#### Your objective:
Give the number of lines in the listing below that include the word "Patrol", with nothing more.

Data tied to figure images

━━━━━━━━━━━━━━━━━━━━━━━━━━━━━━

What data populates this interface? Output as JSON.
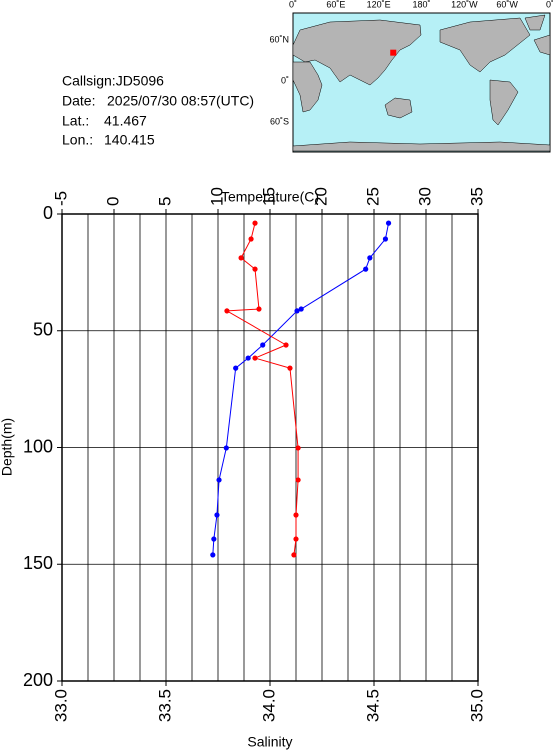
{
  "info": {
    "callsign": "Callsign:JD5096",
    "date_label": "Date:",
    "date": "2025/07/30 08:57(UTC)",
    "lat_label": "Lat.:",
    "lat": 41.467,
    "lon_label": "Lon.:",
    "lon": 140.415
  },
  "map": {
    "lon_labels": [
      "0˚",
      "60˚E",
      "120˚E",
      "180˚",
      "120˚W",
      "60˚W",
      "0˚"
    ],
    "lat_labels": [
      "60˚N",
      "0˚",
      "60˚S"
    ]
  },
  "chart_data": {
    "type": "line",
    "x2label": "Temperature(C)",
    "xlabel": "Salinity",
    "ylabel": "Depth(m)",
    "depth": [
      3.9,
      10.7,
      18.8,
      23.6,
      40.7,
      41.5,
      56.1,
      61.7,
      66.0,
      100.2,
      113.9,
      128.9,
      139.2,
      146.0
    ],
    "series": [
      {
        "name": "Temperature",
        "axis": "x2",
        "color": "#0000ff",
        "values": [
          26.4,
          26.1,
          24.6,
          24.2,
          18.0,
          17.6,
          14.3,
          12.9,
          11.7,
          10.8,
          10.1,
          9.9,
          9.6,
          9.5
        ]
      },
      {
        "name": "Salinity",
        "axis": "x",
        "color": "#ff0000",
        "values": [
          33.928,
          33.909,
          33.861,
          33.928,
          33.947,
          33.793,
          34.077,
          33.928,
          34.096,
          34.135,
          34.135,
          34.125,
          34.125,
          34.115
        ]
      }
    ],
    "x2lim": [
      -5,
      35
    ],
    "x2ticks": [
      -5,
      0,
      5,
      10,
      15,
      20,
      25,
      30,
      35
    ],
    "x2grid": [
      -5,
      -2.5,
      0,
      2.5,
      5,
      7.5,
      10,
      12.5,
      15,
      17.5,
      20,
      22.5,
      25,
      27.5,
      30,
      32.5,
      35
    ],
    "xlim": [
      33,
      35
    ],
    "xticks": [
      {
        "value": 33,
        "label": "33.0"
      },
      33.5,
      {
        "value": 34,
        "label": "34.0"
      },
      34.5,
      {
        "value": 35,
        "label": "35.0"
      }
    ],
    "ylim": [
      0,
      200
    ],
    "yticks": [
      0,
      50,
      100,
      150,
      200
    ],
    "ygrid": [
      50,
      100,
      150
    ]
  }
}
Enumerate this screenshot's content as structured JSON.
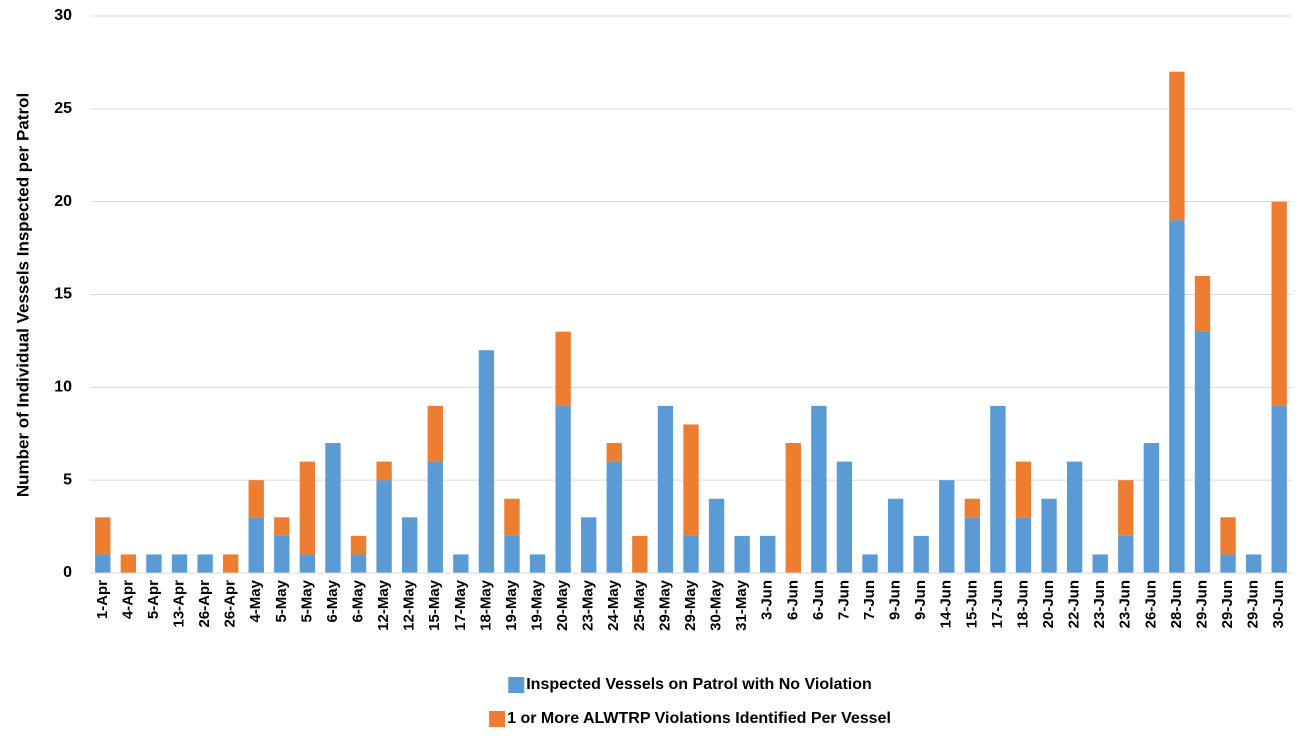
{
  "chart_data": {
    "type": "stacked-bar",
    "y_label": "Number of Individual Vessels Inspected per Patrol",
    "categories": [
      "1-Apr",
      "4-Apr",
      "5-Apr",
      "13-Apr",
      "26-Apr",
      "26-Apr",
      "4-May",
      "5-May",
      "5-May",
      "6-May",
      "6-May",
      "12-May",
      "12-May",
      "15-May",
      "17-May",
      "18-May",
      "19-May",
      "19-May",
      "20-May",
      "23-May",
      "24-May",
      "25-May",
      "29-May",
      "29-May",
      "30-May",
      "31-May",
      "3-Jun",
      "6-Jun",
      "6-Jun",
      "7-Jun",
      "7-Jun",
      "9-Jun",
      "9-Jun",
      "14-Jun",
      "15-Jun",
      "17-Jun",
      "18-Jun",
      "20-Jun",
      "22-Jun",
      "23-Jun",
      "23-Jun",
      "26-Jun",
      "28-Jun",
      "29-Jun",
      "29-Jun",
      "29-Jun",
      "30-Jun"
    ],
    "series": [
      {
        "name": "Inspected Vessels on Patrol with No Violation",
        "color": "#5b9bd5",
        "values": [
          1,
          0,
          1,
          1,
          1,
          0,
          3,
          2,
          1,
          7,
          1,
          5,
          3,
          6,
          1,
          12,
          2,
          1,
          9,
          3,
          6,
          0,
          9,
          2,
          4,
          2,
          2,
          0,
          9,
          6,
          1,
          4,
          2,
          5,
          3,
          9,
          3,
          4,
          6,
          1,
          2,
          7,
          19,
          13,
          1,
          1,
          9
        ]
      },
      {
        "name": "1 or More ALWTRP Violations Identified Per Vessel",
        "color": "#ed7d31",
        "values": [
          2,
          1,
          0,
          0,
          0,
          1,
          2,
          1,
          5,
          0,
          1,
          1,
          0,
          3,
          0,
          0,
          2,
          0,
          4,
          0,
          1,
          2,
          0,
          6,
          0,
          0,
          0,
          7,
          0,
          0,
          0,
          0,
          0,
          0,
          1,
          0,
          3,
          0,
          0,
          0,
          3,
          0,
          8,
          3,
          2,
          0,
          11
        ]
      }
    ],
    "ylim": [
      0,
      30
    ],
    "yticks": [
      0,
      5,
      10,
      15,
      20,
      25,
      30
    ],
    "grid": true,
    "legend": "bottom"
  }
}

━━━━━━━━━━━━━━━━━━━━━━━━━━━━━━

#### Answer to this task:
2